## GIVEN REQUEST
Rewrite the rows below, swapping "positions" for "bounding boxes" and leaving everything else unchanged. Leave the pictures out of your answer.

## ROWS
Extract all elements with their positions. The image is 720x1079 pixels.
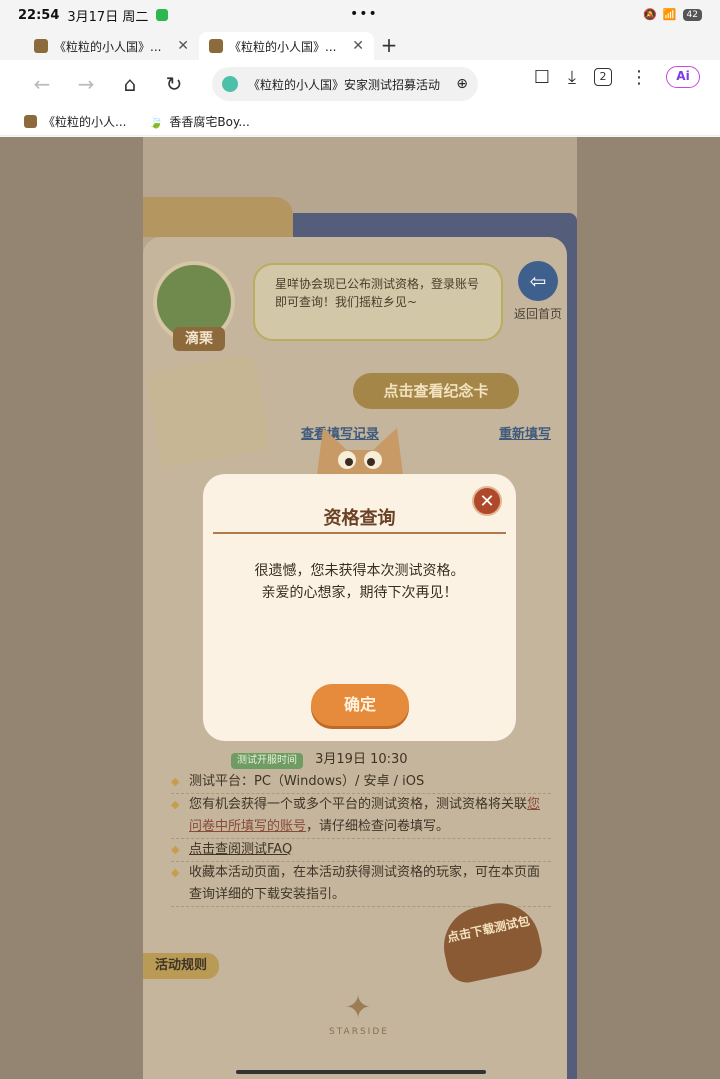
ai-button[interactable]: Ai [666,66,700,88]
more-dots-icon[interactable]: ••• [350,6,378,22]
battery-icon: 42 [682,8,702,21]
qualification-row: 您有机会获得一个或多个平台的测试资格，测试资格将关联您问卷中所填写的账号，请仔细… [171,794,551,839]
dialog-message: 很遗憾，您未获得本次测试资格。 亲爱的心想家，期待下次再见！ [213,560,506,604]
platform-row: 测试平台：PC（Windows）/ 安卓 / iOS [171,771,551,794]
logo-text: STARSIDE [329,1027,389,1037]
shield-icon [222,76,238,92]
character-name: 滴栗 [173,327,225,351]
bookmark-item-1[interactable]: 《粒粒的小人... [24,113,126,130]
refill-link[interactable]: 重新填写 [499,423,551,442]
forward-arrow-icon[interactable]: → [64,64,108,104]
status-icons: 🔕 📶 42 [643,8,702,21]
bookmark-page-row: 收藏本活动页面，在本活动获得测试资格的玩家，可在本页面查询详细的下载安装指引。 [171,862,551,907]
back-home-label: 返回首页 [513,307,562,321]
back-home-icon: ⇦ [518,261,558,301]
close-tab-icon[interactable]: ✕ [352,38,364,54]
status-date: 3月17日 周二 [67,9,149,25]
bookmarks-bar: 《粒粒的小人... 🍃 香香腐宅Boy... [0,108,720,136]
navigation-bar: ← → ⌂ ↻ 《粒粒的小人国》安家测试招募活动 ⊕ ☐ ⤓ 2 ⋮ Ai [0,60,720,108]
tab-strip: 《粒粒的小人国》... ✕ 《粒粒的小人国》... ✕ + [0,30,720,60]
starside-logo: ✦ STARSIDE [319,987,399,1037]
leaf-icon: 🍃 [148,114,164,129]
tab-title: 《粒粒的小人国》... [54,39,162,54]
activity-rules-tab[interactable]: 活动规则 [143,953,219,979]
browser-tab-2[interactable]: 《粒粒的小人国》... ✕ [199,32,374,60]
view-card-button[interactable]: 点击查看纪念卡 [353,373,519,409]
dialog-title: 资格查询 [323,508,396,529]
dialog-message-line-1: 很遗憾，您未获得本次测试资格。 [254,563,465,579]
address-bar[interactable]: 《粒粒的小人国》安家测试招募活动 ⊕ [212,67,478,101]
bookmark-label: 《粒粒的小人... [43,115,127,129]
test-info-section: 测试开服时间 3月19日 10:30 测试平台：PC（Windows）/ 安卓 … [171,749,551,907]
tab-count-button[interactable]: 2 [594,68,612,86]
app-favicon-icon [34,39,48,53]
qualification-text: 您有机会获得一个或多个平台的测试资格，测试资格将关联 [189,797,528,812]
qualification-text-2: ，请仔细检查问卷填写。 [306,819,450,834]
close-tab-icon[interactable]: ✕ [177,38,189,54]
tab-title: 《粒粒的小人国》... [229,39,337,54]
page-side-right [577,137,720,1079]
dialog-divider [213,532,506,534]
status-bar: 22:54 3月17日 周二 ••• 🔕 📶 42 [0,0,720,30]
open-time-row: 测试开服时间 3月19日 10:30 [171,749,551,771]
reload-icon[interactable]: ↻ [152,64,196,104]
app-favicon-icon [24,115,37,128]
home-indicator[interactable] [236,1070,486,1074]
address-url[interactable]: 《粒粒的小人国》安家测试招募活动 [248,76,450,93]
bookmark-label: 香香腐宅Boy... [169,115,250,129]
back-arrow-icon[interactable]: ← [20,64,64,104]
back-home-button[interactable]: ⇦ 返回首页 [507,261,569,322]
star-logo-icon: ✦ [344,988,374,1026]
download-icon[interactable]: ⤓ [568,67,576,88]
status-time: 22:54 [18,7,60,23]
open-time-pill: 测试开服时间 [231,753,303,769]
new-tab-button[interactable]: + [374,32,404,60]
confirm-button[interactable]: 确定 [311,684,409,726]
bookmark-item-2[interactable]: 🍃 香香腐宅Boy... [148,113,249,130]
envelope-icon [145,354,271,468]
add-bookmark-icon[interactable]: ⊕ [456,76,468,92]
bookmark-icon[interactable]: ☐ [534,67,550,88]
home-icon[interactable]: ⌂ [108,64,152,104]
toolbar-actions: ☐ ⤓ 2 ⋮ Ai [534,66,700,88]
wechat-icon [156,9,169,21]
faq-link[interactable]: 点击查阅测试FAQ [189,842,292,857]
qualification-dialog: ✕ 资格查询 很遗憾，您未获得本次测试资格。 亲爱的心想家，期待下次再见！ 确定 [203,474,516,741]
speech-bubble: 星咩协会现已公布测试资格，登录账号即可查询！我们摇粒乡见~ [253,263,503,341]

## THE OUTPUT
Extract all elements with their bounding boxes. The image is 720x1079 pixels.
ai-button[interactable]: Ai [666,66,700,88]
more-dots-icon[interactable]: ••• [350,6,378,22]
battery-icon: 42 [682,8,702,21]
qualification-row: 您有机会获得一个或多个平台的测试资格，测试资格将关联您问卷中所填写的账号，请仔细… [171,794,551,839]
dialog-message: 很遗憾，您未获得本次测试资格。 亲爱的心想家，期待下次再见！ [213,560,506,604]
platform-row: 测试平台：PC（Windows）/ 安卓 / iOS [171,771,551,794]
logo-text: STARSIDE [329,1027,389,1037]
shield-icon [222,76,238,92]
character-name: 滴栗 [173,327,225,351]
bookmark-item-1[interactable]: 《粒粒的小人... [24,113,126,130]
refill-link[interactable]: 重新填写 [499,423,551,442]
forward-arrow-icon[interactable]: → [64,64,108,104]
status-icons: 🔕 📶 42 [643,8,702,21]
bookmark-page-row: 收藏本活动页面，在本活动获得测试资格的玩家，可在本页面查询详细的下载安装指引。 [171,862,551,907]
back-home-label: 返回首页 [513,307,562,321]
back-home-icon: ⇦ [518,261,558,301]
close-tab-icon[interactable]: ✕ [352,38,364,54]
status-date: 3月17日 周二 [67,9,149,25]
bookmarks-bar: 《粒粒的小人... 🍃 香香腐宅Boy... [0,108,720,136]
navigation-bar: ← → ⌂ ↻ 《粒粒的小人国》安家测试招募活动 ⊕ ☐ ⤓ 2 ⋮ Ai [0,60,720,108]
tab-strip: 《粒粒的小人国》... ✕ 《粒粒的小人国》... ✕ + [0,30,720,60]
starside-logo: ✦ STARSIDE [319,987,399,1037]
leaf-icon: 🍃 [148,114,164,129]
tab-title: 《粒粒的小人国》... [54,39,162,54]
activity-rules-tab[interactable]: 活动规则 [143,953,219,979]
browser-tab-2[interactable]: 《粒粒的小人国》... ✕ [199,32,374,60]
view-card-button[interactable]: 点击查看纪念卡 [353,373,519,409]
dialog-title: 资格查询 [323,508,396,529]
dialog-message-line-1: 很遗憾，您未获得本次测试资格。 [254,563,465,579]
address-bar[interactable]: 《粒粒的小人国》安家测试招募活动 ⊕ [212,67,478,101]
bookmark-label: 《粒粒的小人... [43,115,127,129]
test-info-section: 测试开服时间 3月19日 10:30 测试平台：PC（Windows）/ 安卓 … [171,749,551,907]
tab-count-button[interactable]: 2 [594,68,612,86]
app-favicon-icon [34,39,48,53]
qualification-text: 您有机会获得一个或多个平台的测试资格，测试资格将关联 [189,797,528,812]
qualification-text-2: ，请仔细检查问卷填写。 [306,819,450,834]
close-tab-icon[interactable]: ✕ [177,38,189,54]
tab-title: 《粒粒的小人国》... [229,39,337,54]
page-side-right [577,137,720,1079]
dialog-divider [213,532,506,534]
status-bar: 22:54 3月17日 周二 ••• 🔕 📶 42 [0,0,720,30]
open-time-row: 测试开服时间 3月19日 10:30 [171,749,551,771]
reload-icon[interactable]: ↻ [152,64,196,104]
app-favicon-icon [24,115,37,128]
home-indicator[interactable] [236,1070,486,1074]
address-url[interactable]: 《粒粒的小人国》安家测试招募活动 [248,76,450,93]
bookmark-label: 香香腐宅Boy... [169,115,250,129]
back-arrow-icon[interactable]: ← [20,64,64,104]
back-home-button[interactable]: ⇦ 返回首页 [507,261,569,322]
star-logo-icon: ✦ [344,988,374,1026]
download-icon[interactable]: ⤓ [568,67,576,88]
status-time: 22:54 [18,7,60,23]
open-time-pill: 测试开服时间 [231,753,303,769]
new-tab-button[interactable]: + [374,32,404,60]
confirm-button[interactable]: 确定 [311,684,409,726]
bookmark-item-2[interactable]: 🍃 香香腐宅Boy... [148,113,249,130]
envelope-icon [145,354,271,468]
add-bookmark-icon[interactable]: ⊕ [456,76,468,92]
bookmark-icon[interactable]: ☐ [534,67,550,88]
home-icon[interactable]: ⌂ [108,64,152,104]
toolbar-actions: ☐ ⤓ 2 ⋮ Ai [534,66,700,88]
wechat-icon [156,9,169,21]
faq-link[interactable]: 点击查阅测试FAQ [189,842,292,857]
qualification-dialog: ✕ 资格查询 很遗憾，您未获得本次测试资格。 亲爱的心想家，期待下次再见！ 确定 [203,474,516,741]
speech-bubble: 星咩协会现已公布测试资格，登录账号即可查询！我们摇粒乡见~ [253,263,503,341]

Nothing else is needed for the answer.